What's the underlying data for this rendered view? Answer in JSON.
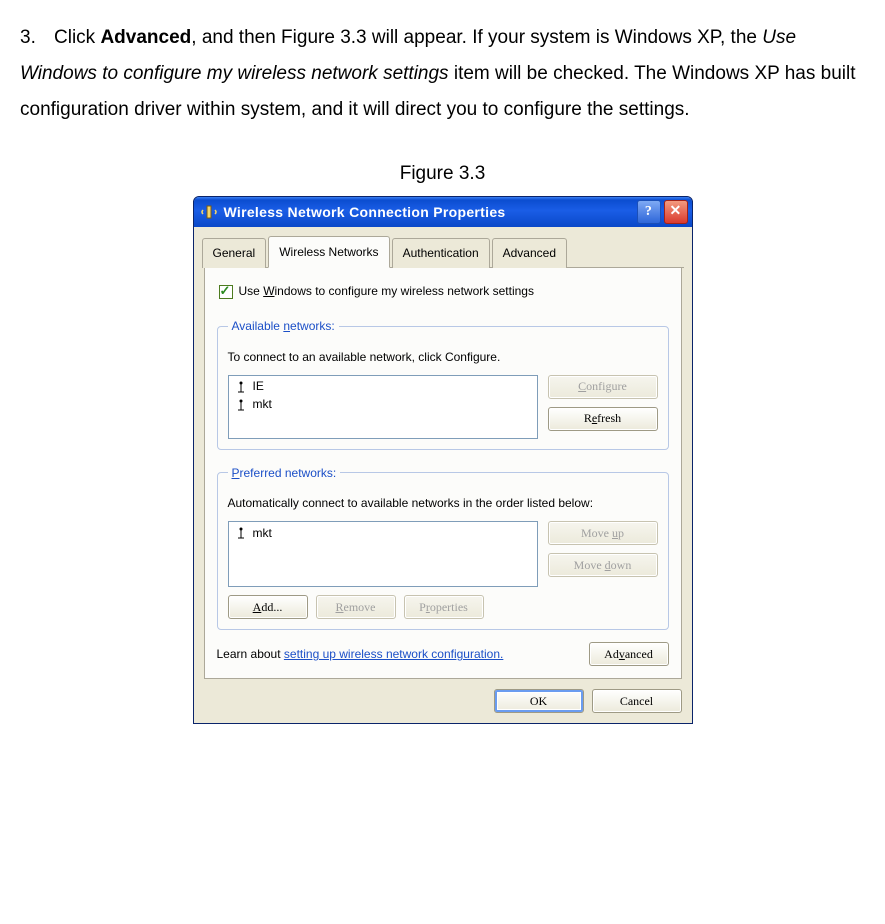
{
  "instruction": {
    "number": "3.",
    "pre": "Click ",
    "bold": "Advanced",
    "mid1": ", and then Figure 3.3 will appear. If your system is Windows XP, the ",
    "italic": "Use Windows to configure my wireless network settings",
    "mid2": " item will be checked. The Windows XP has built configuration driver within system, and it will direct you to configure the settings."
  },
  "figure_caption": "Figure 3.3",
  "dialog": {
    "title": "Wireless Network Connection Properties",
    "help_symbol": "?",
    "close_symbol": "✕",
    "tabs": {
      "general": "General",
      "wireless": "Wireless Networks",
      "auth": "Authentication",
      "advanced": "Advanced"
    },
    "checkbox_pre": "Use ",
    "checkbox_ul": "W",
    "checkbox_post": "indows to configure my wireless network settings",
    "available": {
      "legend_pre": "Available ",
      "legend_ul": "n",
      "legend_post": "etworks:",
      "desc": "To connect to an available network, click Configure.",
      "items": [
        "IE",
        "mkt"
      ],
      "configure_pre": "",
      "configure_ul": "C",
      "configure_post": "onfigure",
      "refresh_pre": "R",
      "refresh_ul": "e",
      "refresh_post": "fresh"
    },
    "preferred": {
      "legend_ul": "P",
      "legend_post": "referred networks:",
      "desc": "Automatically connect to available networks in the order listed below:",
      "items": [
        "mkt"
      ],
      "moveup_pre": "Move ",
      "moveup_ul": "u",
      "moveup_post": "p",
      "movedown_pre": "Move ",
      "movedown_ul": "d",
      "movedown_post": "own",
      "add_ul": "A",
      "add_post": "dd...",
      "remove_ul": "R",
      "remove_post": "emove",
      "props_pre": "P",
      "props_ul": "r",
      "props_post": "operties"
    },
    "learn_pre": "Learn about ",
    "learn_link": "setting up wireless network configuration.",
    "advanced_pre": "Ad",
    "advanced_ul": "v",
    "advanced_post": "anced",
    "ok": "OK",
    "cancel": "Cancel"
  }
}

——

What needs to be done » Pick out the lines containing the string "configuration".

Expected answer »
    "mid2": " item will be checked. The Windows XP has built configuration driver within system, and it will direct you to configure the settings."
    "learn_link": "setting up wireless network configuration.",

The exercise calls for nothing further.